** TASK **
Rewrite everything from the line containing "app-title-bar: ⚷ Microsoft" down to the line containing "query-minimize-button[interactable]: _ (947, 118, 963, 132)" as a JSON list of strings, one string per line, with blank lines left out. Include only those lines.

Rows from a dataset:
★ ★ ★ ★ ★

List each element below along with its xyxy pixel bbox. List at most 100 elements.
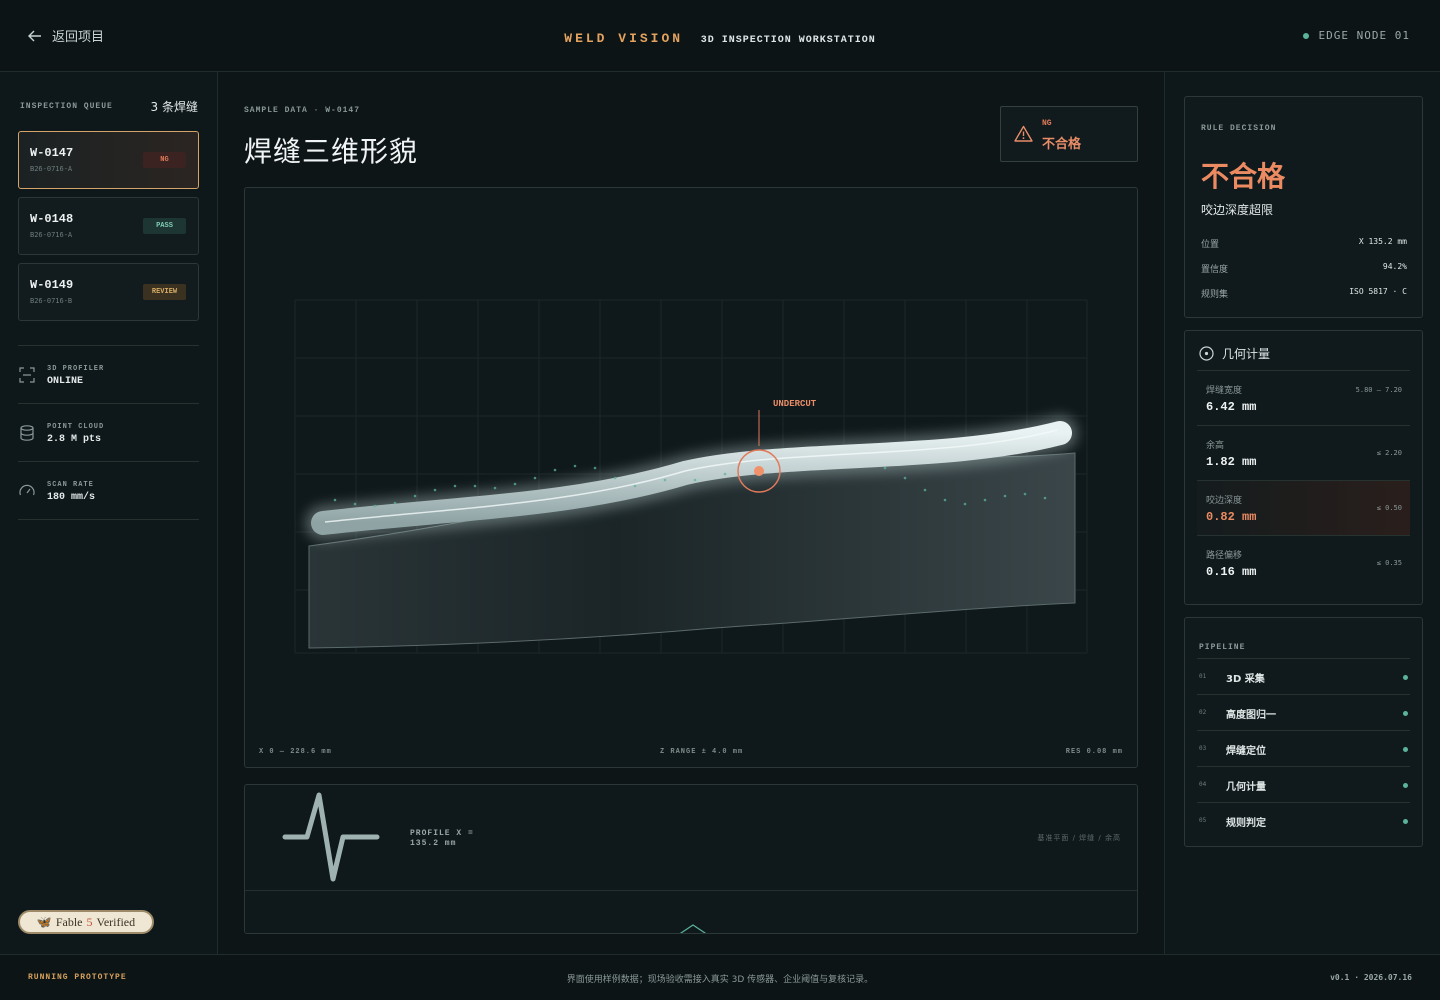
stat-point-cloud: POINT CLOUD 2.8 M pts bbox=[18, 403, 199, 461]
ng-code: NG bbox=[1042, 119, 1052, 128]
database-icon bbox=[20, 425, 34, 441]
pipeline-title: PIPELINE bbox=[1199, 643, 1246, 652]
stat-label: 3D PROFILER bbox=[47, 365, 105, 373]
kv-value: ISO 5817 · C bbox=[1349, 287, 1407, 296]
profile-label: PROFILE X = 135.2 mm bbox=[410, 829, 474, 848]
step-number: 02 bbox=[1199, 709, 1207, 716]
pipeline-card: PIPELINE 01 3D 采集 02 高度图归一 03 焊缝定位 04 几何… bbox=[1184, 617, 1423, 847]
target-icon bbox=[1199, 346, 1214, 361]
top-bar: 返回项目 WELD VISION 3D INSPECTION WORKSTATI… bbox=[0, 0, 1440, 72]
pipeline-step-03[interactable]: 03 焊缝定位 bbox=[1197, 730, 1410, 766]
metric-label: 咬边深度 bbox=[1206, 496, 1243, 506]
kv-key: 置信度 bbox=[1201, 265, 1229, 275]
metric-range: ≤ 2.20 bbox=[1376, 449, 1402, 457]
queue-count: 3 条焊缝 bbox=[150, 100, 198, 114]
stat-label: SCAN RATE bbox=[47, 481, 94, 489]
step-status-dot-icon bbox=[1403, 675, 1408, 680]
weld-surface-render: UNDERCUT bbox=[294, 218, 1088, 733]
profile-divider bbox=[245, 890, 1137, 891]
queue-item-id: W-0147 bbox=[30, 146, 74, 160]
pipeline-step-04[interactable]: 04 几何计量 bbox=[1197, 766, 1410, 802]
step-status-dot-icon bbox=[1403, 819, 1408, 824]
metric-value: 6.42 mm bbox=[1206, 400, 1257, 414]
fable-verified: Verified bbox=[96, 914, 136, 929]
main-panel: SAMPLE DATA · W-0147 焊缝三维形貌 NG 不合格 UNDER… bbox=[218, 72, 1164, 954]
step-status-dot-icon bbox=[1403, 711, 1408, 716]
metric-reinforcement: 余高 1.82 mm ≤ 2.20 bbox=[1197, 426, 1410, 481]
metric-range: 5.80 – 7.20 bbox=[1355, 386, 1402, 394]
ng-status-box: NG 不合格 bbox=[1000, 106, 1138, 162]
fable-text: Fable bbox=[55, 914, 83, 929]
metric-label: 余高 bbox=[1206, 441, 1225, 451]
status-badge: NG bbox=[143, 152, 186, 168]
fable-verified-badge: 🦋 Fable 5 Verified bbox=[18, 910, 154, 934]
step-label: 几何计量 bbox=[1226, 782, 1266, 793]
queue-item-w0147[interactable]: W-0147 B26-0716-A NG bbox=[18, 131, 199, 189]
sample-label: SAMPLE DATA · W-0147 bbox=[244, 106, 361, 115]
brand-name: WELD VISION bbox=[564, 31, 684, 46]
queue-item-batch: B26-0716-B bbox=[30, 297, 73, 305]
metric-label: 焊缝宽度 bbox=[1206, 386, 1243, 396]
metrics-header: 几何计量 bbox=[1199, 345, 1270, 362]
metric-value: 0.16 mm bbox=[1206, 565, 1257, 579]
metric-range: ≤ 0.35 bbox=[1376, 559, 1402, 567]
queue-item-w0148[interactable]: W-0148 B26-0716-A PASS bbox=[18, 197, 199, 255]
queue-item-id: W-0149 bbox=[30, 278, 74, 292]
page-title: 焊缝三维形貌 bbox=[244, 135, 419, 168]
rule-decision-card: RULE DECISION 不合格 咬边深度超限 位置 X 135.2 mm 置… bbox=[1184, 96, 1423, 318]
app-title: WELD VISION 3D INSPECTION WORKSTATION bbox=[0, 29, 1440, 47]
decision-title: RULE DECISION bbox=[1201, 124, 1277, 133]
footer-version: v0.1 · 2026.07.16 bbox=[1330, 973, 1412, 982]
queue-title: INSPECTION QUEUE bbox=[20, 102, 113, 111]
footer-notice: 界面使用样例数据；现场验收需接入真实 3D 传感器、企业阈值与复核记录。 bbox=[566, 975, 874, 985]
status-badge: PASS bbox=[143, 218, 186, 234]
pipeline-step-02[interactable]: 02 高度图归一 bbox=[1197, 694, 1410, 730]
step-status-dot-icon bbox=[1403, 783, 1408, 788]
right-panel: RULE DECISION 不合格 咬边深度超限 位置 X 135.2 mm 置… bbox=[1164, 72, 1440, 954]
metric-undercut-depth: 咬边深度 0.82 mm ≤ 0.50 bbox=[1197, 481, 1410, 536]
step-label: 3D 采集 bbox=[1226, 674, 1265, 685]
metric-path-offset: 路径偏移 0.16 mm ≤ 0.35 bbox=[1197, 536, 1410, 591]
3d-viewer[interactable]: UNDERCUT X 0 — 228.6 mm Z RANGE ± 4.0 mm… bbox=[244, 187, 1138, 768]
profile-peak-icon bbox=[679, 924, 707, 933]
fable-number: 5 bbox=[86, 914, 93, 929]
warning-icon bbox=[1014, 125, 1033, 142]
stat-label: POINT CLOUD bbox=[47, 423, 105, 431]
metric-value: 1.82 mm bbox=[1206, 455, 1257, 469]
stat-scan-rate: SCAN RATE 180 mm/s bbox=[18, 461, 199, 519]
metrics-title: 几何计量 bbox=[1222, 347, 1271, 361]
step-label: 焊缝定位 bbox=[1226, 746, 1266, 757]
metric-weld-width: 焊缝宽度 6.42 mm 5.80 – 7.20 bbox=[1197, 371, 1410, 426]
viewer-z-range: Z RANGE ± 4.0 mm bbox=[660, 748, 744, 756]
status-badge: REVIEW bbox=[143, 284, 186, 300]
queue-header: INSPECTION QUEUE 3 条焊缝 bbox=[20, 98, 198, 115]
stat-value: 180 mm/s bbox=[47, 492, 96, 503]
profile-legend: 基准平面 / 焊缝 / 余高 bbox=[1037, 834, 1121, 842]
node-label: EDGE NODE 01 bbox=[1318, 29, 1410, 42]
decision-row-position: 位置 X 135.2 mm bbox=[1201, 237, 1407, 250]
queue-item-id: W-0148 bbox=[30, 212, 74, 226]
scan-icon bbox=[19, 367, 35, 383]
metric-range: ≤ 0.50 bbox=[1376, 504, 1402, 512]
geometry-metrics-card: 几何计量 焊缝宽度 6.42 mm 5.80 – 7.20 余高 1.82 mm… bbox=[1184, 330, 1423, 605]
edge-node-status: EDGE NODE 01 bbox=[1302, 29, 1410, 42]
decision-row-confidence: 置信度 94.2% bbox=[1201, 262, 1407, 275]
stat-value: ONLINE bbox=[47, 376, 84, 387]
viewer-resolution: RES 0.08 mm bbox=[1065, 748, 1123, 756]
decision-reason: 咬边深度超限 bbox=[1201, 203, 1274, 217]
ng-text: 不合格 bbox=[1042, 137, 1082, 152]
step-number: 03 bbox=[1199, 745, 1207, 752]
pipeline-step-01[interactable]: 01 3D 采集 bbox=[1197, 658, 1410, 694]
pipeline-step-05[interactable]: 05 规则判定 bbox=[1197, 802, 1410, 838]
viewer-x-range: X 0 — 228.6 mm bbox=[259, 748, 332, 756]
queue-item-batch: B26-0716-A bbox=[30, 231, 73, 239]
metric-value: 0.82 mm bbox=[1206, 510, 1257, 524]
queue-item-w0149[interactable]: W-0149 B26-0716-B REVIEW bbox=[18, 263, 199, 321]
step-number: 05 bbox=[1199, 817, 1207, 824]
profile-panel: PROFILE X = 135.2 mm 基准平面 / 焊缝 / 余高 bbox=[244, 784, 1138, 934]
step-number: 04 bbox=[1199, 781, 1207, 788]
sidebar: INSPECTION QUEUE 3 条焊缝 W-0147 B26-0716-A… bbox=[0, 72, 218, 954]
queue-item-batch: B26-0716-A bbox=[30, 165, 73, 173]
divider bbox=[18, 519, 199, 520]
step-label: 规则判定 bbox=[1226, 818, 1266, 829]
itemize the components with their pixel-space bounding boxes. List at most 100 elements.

★ ★ ★ ★ ★

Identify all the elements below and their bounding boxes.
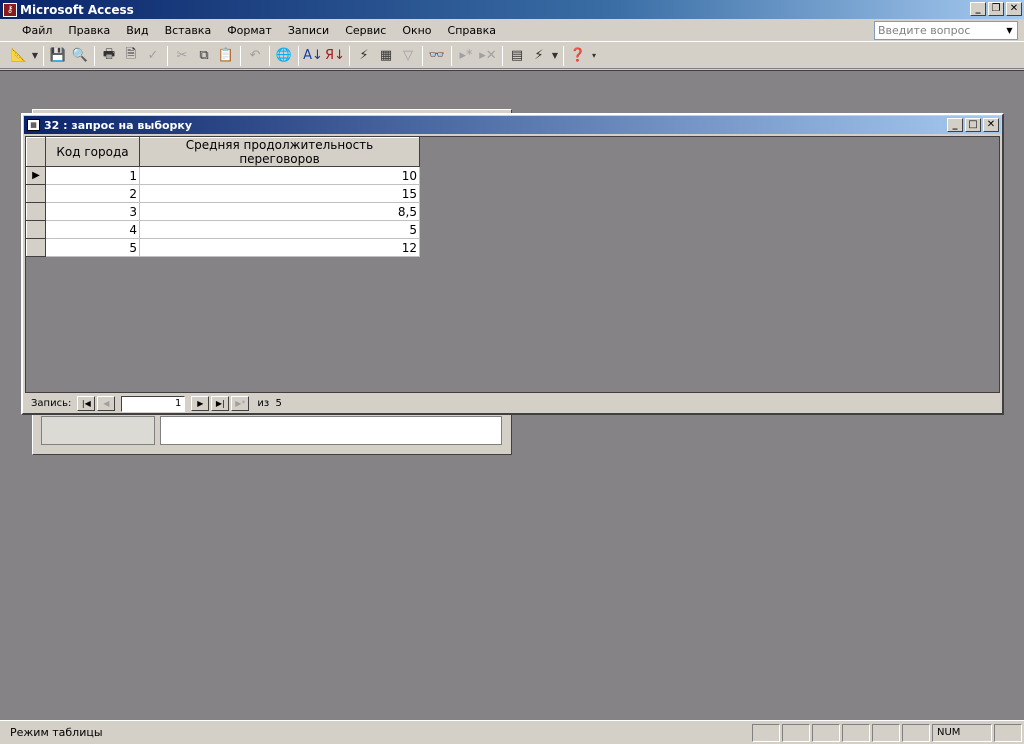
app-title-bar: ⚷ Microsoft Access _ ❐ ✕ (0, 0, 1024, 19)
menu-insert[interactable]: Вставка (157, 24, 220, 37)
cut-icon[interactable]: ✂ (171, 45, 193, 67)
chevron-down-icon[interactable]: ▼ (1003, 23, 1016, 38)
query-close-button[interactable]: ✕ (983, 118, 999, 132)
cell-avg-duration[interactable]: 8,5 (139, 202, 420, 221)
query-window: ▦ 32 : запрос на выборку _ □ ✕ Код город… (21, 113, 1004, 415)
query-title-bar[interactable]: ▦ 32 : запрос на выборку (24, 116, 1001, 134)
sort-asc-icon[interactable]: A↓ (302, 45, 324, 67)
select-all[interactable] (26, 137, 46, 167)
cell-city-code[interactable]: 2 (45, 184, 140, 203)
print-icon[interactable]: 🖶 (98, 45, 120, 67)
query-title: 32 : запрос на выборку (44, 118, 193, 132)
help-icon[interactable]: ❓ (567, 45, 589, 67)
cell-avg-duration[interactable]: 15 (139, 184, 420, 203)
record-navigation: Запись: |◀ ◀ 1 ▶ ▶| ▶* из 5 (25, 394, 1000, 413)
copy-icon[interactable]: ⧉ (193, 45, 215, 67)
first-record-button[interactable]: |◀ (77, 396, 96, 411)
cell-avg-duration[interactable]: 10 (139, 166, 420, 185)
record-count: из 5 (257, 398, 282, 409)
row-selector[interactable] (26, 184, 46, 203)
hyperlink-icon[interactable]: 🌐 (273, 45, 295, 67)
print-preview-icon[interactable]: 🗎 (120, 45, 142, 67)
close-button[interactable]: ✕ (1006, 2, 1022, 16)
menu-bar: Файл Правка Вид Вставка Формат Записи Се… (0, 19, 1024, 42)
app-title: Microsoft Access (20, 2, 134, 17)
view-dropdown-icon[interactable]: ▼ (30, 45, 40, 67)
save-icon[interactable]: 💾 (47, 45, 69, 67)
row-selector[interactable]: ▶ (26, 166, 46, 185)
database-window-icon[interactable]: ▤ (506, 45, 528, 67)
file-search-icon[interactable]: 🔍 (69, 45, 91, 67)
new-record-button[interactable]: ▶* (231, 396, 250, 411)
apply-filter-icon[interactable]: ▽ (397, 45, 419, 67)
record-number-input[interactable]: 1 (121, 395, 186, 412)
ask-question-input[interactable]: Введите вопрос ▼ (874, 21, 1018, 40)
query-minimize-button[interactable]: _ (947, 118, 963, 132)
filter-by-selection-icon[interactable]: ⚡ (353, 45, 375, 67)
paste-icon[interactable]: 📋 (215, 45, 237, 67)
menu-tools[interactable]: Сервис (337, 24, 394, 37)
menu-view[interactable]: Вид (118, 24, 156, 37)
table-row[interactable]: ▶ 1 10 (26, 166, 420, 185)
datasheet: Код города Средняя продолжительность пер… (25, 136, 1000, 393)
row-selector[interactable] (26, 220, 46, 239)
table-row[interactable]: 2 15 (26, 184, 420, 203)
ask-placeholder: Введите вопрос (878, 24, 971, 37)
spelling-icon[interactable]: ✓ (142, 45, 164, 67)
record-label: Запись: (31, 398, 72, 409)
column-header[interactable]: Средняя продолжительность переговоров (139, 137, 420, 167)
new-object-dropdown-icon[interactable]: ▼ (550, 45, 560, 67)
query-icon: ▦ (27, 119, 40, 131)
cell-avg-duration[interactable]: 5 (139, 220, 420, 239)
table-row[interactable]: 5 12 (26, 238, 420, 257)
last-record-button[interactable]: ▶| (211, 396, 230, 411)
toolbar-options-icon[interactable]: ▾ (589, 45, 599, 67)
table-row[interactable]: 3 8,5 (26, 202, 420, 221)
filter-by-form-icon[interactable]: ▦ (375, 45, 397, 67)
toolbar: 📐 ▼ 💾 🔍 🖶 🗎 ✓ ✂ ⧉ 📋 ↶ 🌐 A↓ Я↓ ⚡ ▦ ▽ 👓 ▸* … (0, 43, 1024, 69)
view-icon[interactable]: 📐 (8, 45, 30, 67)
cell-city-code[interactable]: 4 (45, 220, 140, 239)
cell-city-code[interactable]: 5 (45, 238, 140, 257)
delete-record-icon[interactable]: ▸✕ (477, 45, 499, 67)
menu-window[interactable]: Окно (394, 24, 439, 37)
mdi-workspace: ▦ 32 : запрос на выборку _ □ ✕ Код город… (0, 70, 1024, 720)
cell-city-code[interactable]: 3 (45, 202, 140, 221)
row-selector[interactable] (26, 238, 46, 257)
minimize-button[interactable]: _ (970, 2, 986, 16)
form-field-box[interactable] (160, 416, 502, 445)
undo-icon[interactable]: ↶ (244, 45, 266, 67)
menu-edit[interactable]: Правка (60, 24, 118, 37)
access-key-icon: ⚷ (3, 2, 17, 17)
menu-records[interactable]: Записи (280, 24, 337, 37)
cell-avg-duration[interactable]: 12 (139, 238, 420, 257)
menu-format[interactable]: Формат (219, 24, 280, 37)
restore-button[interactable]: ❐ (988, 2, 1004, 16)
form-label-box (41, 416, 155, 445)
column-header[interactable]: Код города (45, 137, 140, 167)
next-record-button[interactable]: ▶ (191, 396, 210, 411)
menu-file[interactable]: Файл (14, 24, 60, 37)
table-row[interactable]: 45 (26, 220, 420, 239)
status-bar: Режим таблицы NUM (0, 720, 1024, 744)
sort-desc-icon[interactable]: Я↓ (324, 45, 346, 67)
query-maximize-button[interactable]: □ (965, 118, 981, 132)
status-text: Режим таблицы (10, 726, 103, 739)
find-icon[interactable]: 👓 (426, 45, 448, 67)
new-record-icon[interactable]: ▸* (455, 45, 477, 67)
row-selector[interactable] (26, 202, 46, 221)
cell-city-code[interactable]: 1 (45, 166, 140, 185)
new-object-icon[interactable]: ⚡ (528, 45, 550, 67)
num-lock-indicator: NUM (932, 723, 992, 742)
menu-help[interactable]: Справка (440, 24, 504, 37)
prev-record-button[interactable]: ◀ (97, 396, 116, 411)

★ ★ ★ ★ ★

** OUTPUT OF THE EXERCISE **
[
  "app-title-bar: ⚷ Microsoft Access _ ❐ ✕ (0, 0, 1024, 19)",
  "menu-insert[interactable]: Вставка (157, 24, 220, 37)",
  "cut-icon[interactable]: ✂ (171, 45, 193, 67)",
  "chevron-down-icon[interactable]: ▼ (1003, 23, 1016, 38)",
  "query-close-button[interactable]: ✕ (983, 118, 999, 132)",
  "cell-avg-duration[interactable]: 8,5 (139, 202, 420, 221)",
  "query-window: ▦ 32 : запрос на выборку _ □ ✕ Код город… (21, 113, 1004, 415)",
  "query-title-bar[interactable]: ▦ 32 : запрос на выборку (24, 116, 1001, 134)",
  "sort-asc-icon[interactable]: A↓ (302, 45, 324, 67)",
  "select-all[interactable] (26, 137, 46, 167)",
  "cell-city-code[interactable]: 2 (45, 184, 140, 203)",
  "print-icon[interactable]: 🖶 (98, 45, 120, 67)",
  "query-title: 32 : запрос на выборку (44, 118, 193, 132)",
  "help-icon[interactable]: ❓ (567, 45, 589, 67)",
  "cell-avg-duration[interactable]: 15 (139, 184, 420, 203)",
  "record-navigation: Запись: |◀ ◀ 1 ▶ ▶| ▶* из 5 (25, 394, 1000, 413)",
  "copy-icon[interactable]: ⧉ (193, 45, 215, 67)",
  "first-record-button[interactable]: |◀ (77, 396, 96, 411)",
  "cell-avg-duration[interactable]: 10 (139, 166, 420, 185)",
  "record-count: из 5 (257, 398, 282, 409)",
  "row-selector[interactable] (26, 184, 46, 203)",
  "hyperlink-icon[interactable]: 🌐 (273, 45, 295, 67)",
  "print-preview-icon[interactable]: 🗎 (120, 45, 142, 67)",
  "close-button[interactable]: ✕ (1006, 2, 1022, 16)",
  "menu-bar: Файл Правка Вид Вставка Формат Записи Се… (0, 19, 1024, 42)",
  "app-title: Microsoft Access (20, 2, 134, 17)",
  "view-dropdown-icon[interactable]: ▼ (30, 45, 40, 67)",
  "save-icon[interactable]: 💾 (47, 45, 69, 67)",
  "row-selector[interactable]: ▶ (26, 166, 46, 185)",
  "database-window-icon[interactable]: ▤ (506, 45, 528, 67)",
  "file-search-icon[interactable]: 🔍 (69, 45, 91, 67)",
  "new-record-button[interactable]: ▶* (231, 396, 250, 411)",
  "apply-filter-icon[interactable]: ▽ (397, 45, 419, 67)",
  "record-number-input[interactable]: 1 (121, 395, 186, 412)",
  "ask-question-input[interactable]: Введите вопрос ▼ (874, 21, 1018, 40)",
  "query-minimize-button[interactable]: _ (947, 118, 963, 132)"
]